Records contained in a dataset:
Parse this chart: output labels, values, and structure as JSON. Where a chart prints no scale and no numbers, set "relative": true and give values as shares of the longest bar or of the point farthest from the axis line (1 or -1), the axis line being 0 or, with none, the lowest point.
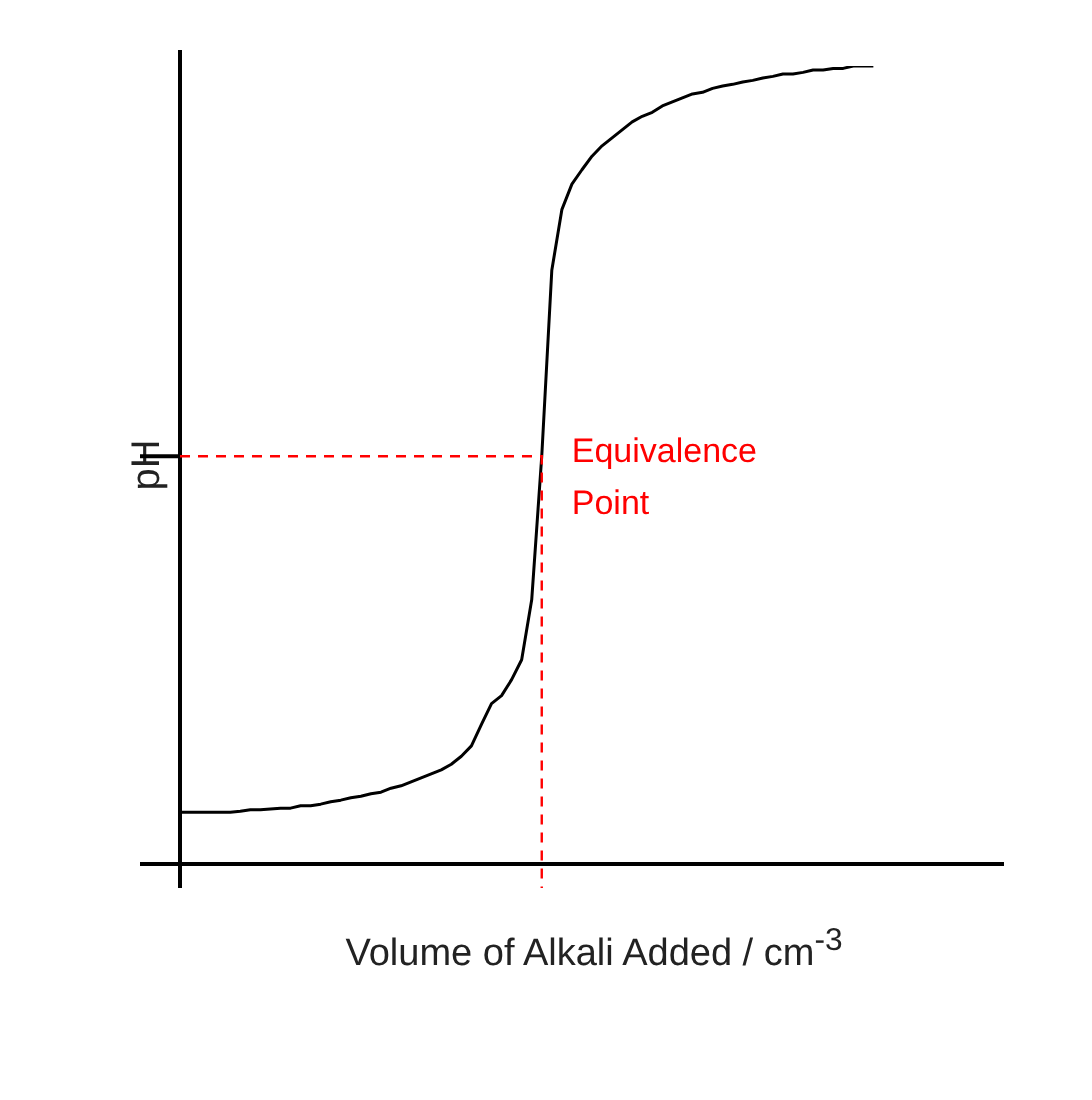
{
  "chart_data": {
    "type": "line",
    "relative": true,
    "ylabel": "pH",
    "xlabel": "Volume of Alkali Added / cm$^{-3}$",
    "categories": [
      null,
      null,
      null,
      null,
      null,
      null,
      null,
      null,
      null,
      null,
      null,
      null,
      null,
      null,
      null,
      null,
      null,
      null,
      null,
      null,
      null,
      null,
      null,
      null,
      null,
      null,
      null,
      null,
      null,
      null,
      null,
      null,
      null,
      null,
      null,
      null,
      null,
      null,
      null,
      null,
      null,
      null,
      null,
      null,
      null,
      null,
      null,
      null,
      null,
      null,
      null,
      null,
      null,
      null,
      null,
      null,
      null,
      null,
      null,
      null,
      null,
      null,
      null,
      null,
      null,
      null,
      null,
      null,
      null,
      null,
      null,
      null,
      null,
      null,
      null,
      null,
      null,
      null,
      null,
      null,
      null,
      null,
      null
    ],
    "series": [
      {
        "color": "#000000",
        "values": [
          0.065,
          0.065,
          0.065,
          0.065,
          0.065,
          0.065,
          0.066,
          0.068,
          0.068,
          0.069,
          0.07,
          0.07,
          0.073,
          0.073,
          0.075,
          0.078,
          0.08,
          0.083,
          0.085,
          0.088,
          0.09,
          0.095,
          0.098,
          0.103,
          0.108,
          0.113,
          0.118,
          0.125,
          0.135,
          0.148,
          0.175,
          0.201,
          0.211,
          0.231,
          0.256,
          0.331,
          0.511,
          0.744,
          0.82,
          0.852,
          0.87,
          0.887,
          0.9,
          0.91,
          0.92,
          0.93,
          0.937,
          0.942,
          0.95,
          0.955,
          0.96,
          0.965,
          0.967,
          0.972,
          0.975,
          0.977,
          0.98,
          0.982,
          0.985,
          0.987,
          0.99,
          0.99,
          0.992,
          0.995,
          0.995,
          0.997,
          0.997,
          1,
          1,
          1,
          null,
          null,
          null,
          null,
          null,
          null,
          null,
          null,
          null,
          null,
          null,
          null,
          null
        ]
      }
    ],
    "ref_lines": [
      {
        "axis": "y",
        "value": 0.511,
        "label": "Equivalence Point",
        "color": "#ff0000",
        "line_style": "dashed"
      }
    ],
    "grid": false,
    "legend": false
  }
}
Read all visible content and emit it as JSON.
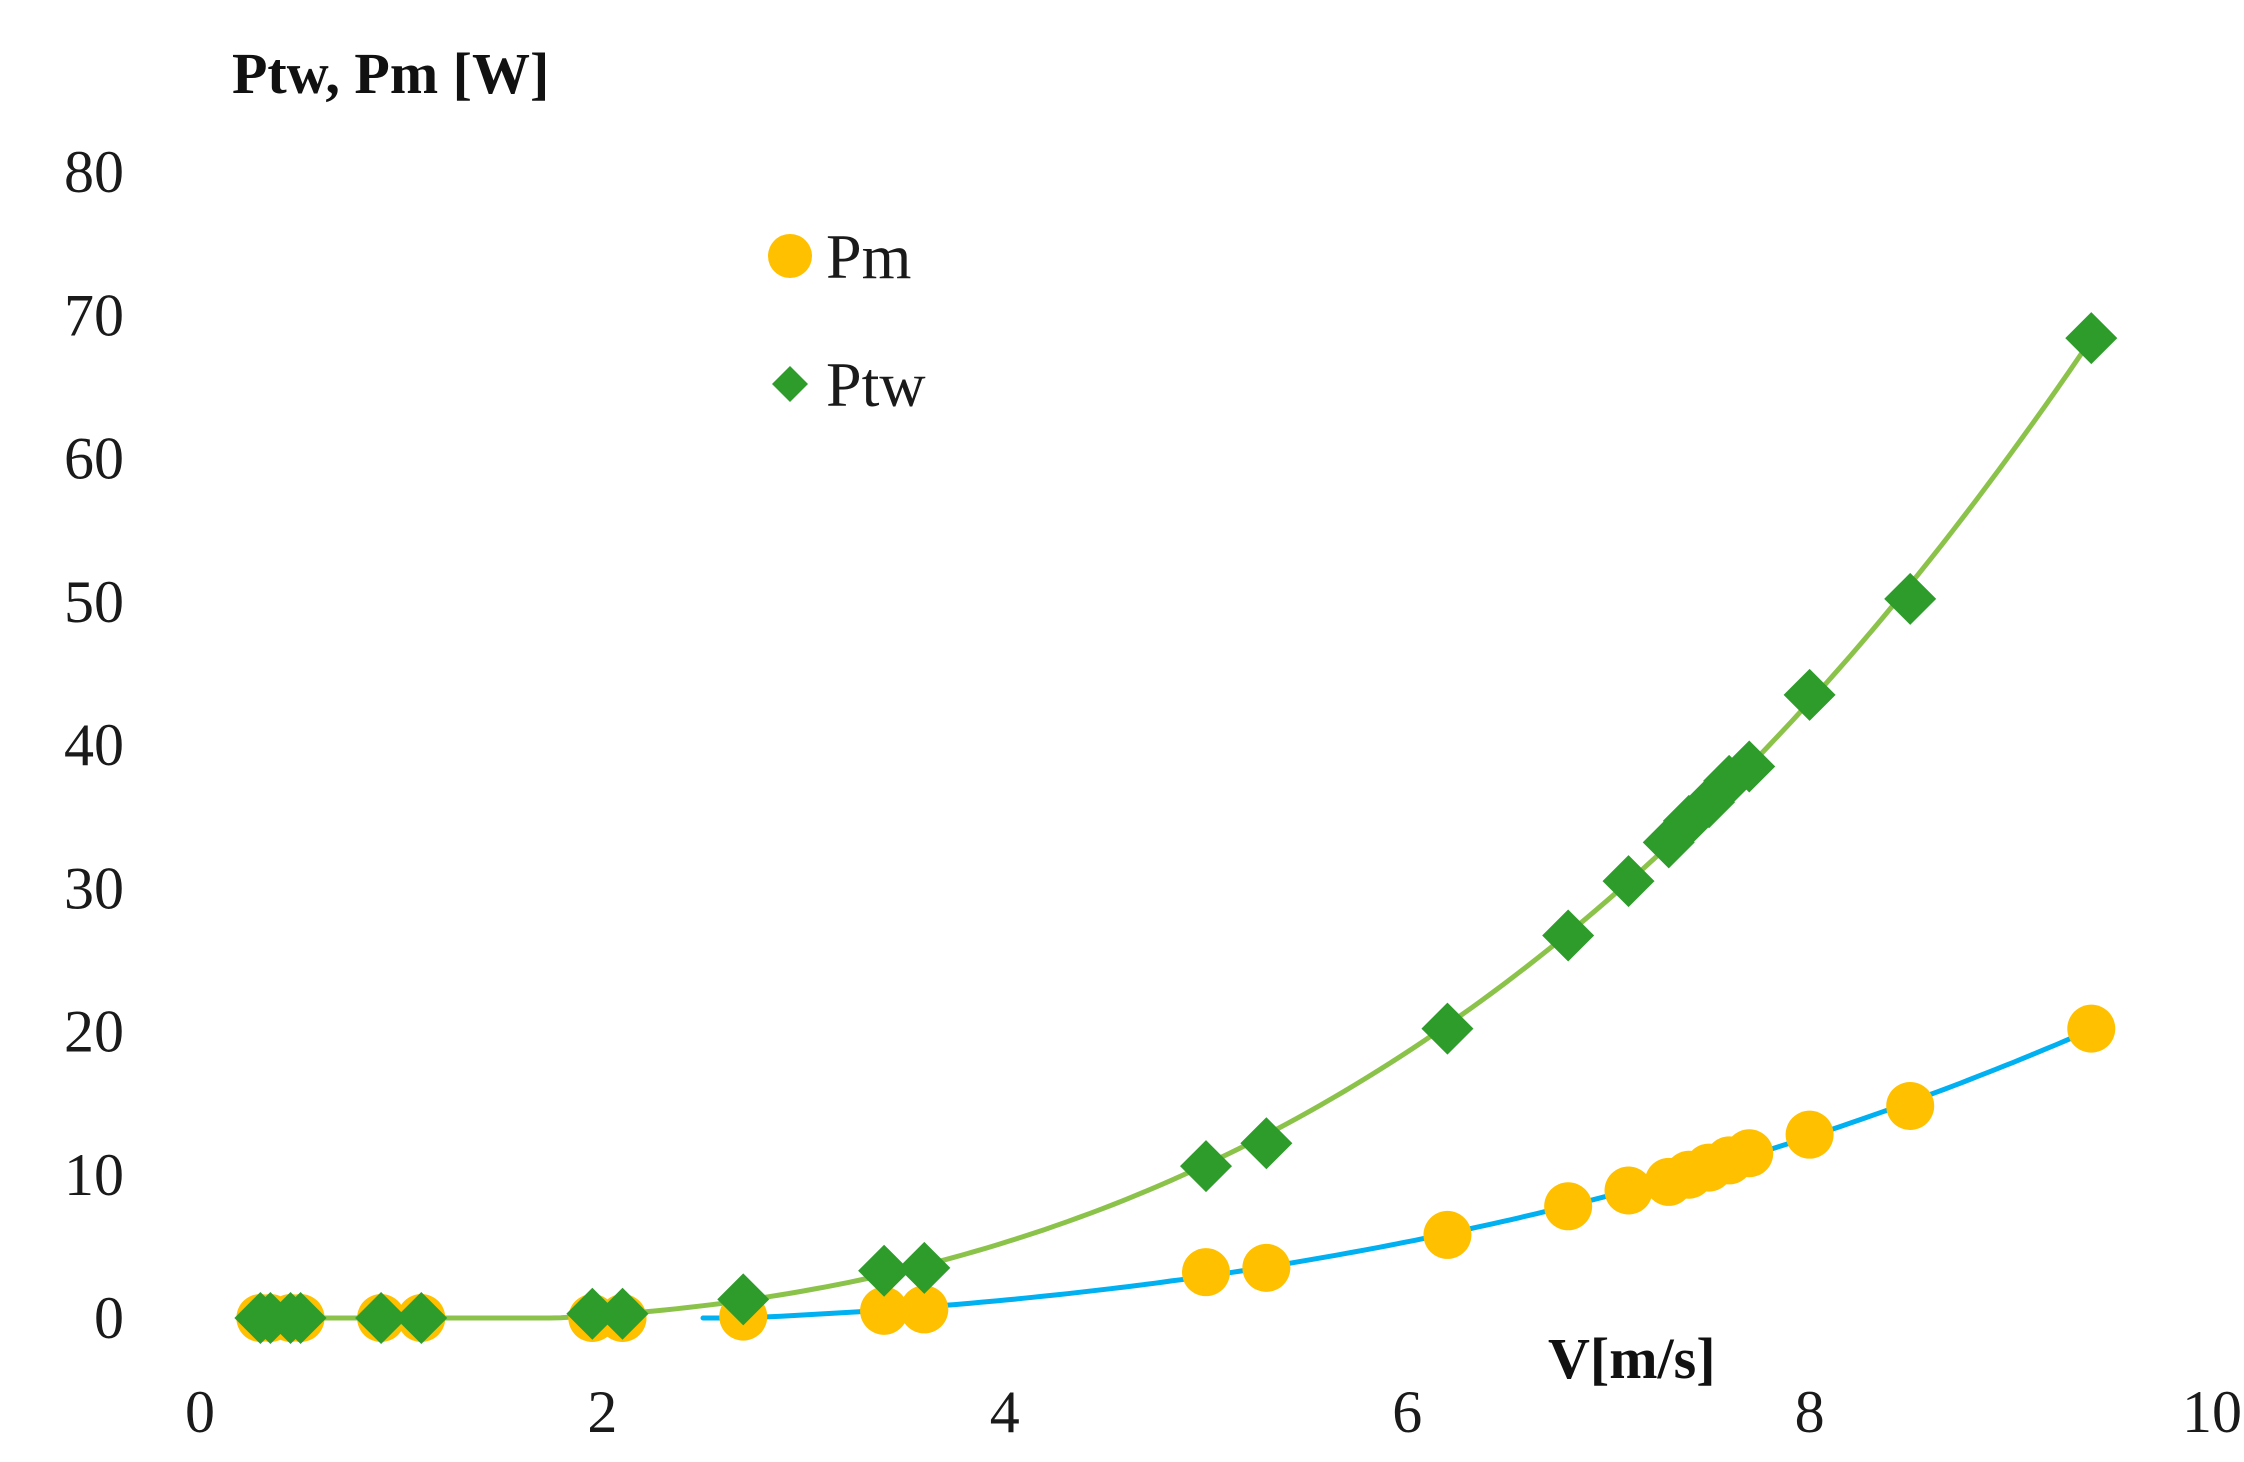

Exercise brief |
Restate each line of the records exactly; pictures do not belong in the copy.

Exercise result |
Parse this chart: output labels, values, and structure as JSON. Where a chart prints no scale and no numbers, set "relative": true and give values as shares of the longest bar or of the point farthest from the axis line (1 or -1), the axis line being 0 or, with none, the lowest point.
{
  "chart_data": {
    "type": "line",
    "relative": true,
    "ylabel": "pH",
    "xlabel": "Volume of Alkali Added / cm$^{-3}$",
    "categories": [
      null,
      null,
      null,
      null,
      null,
      null,
      null,
      null,
      null,
      null,
      null,
      null,
      null,
      null,
      null,
      null,
      null,
      null,
      null,
      null,
      null,
      null,
      null,
      null,
      null,
      null,
      null,
      null,
      null,
      null,
      null,
      null,
      null,
      null,
      null,
      null,
      null,
      null,
      null,
      null,
      null,
      null,
      null,
      null,
      null,
      null,
      null,
      null,
      null,
      null,
      null,
      null,
      null,
      null,
      null,
      null,
      null,
      null,
      null,
      null,
      null,
      null,
      null,
      null,
      null,
      null,
      null,
      null,
      null,
      null,
      null,
      null,
      null,
      null,
      null,
      null,
      null,
      null,
      null,
      null,
      null,
      null,
      null
    ],
    "series": [
      {
        "color": "#000000",
        "values": [
          0.065,
          0.065,
          0.065,
          0.065,
          0.065,
          0.065,
          0.066,
          0.068,
          0.068,
          0.069,
          0.07,
          0.07,
          0.073,
          0.073,
          0.075,
          0.078,
          0.08,
          0.083,
          0.085,
          0.088,
          0.09,
          0.095,
          0.098,
          0.103,
          0.108,
          0.113,
          0.118,
          0.125,
          0.135,
          0.148,
          0.175,
          0.201,
          0.211,
          0.231,
          0.256,
          0.331,
          0.511,
          0.744,
          0.82,
          0.852,
          0.87,
          0.887,
          0.9,
          0.91,
          0.92,
          0.93,
          0.937,
          0.942,
          0.95,
          0.955,
          0.96,
          0.965,
          0.967,
          0.972,
          0.975,
          0.977,
          0.98,
          0.982,
          0.985,
          0.987,
          0.99,
          0.99,
          0.992,
          0.995,
          0.995,
          0.997,
          0.997,
          1,
          1,
          1,
          null,
          null,
          null,
          null,
          null,
          null,
          null,
          null,
          null,
          null,
          null,
          null,
          null
        ]
      }
    ],
    "ref_lines": [
      {
        "axis": "y",
        "value": 0.511,
        "label": "Equivalence Point",
        "color": "#ff0000",
        "line_style": "dashed"
      }
    ],
    "grid": false,
    "legend": false
  }
}
Read all visible content and emit it as JSON.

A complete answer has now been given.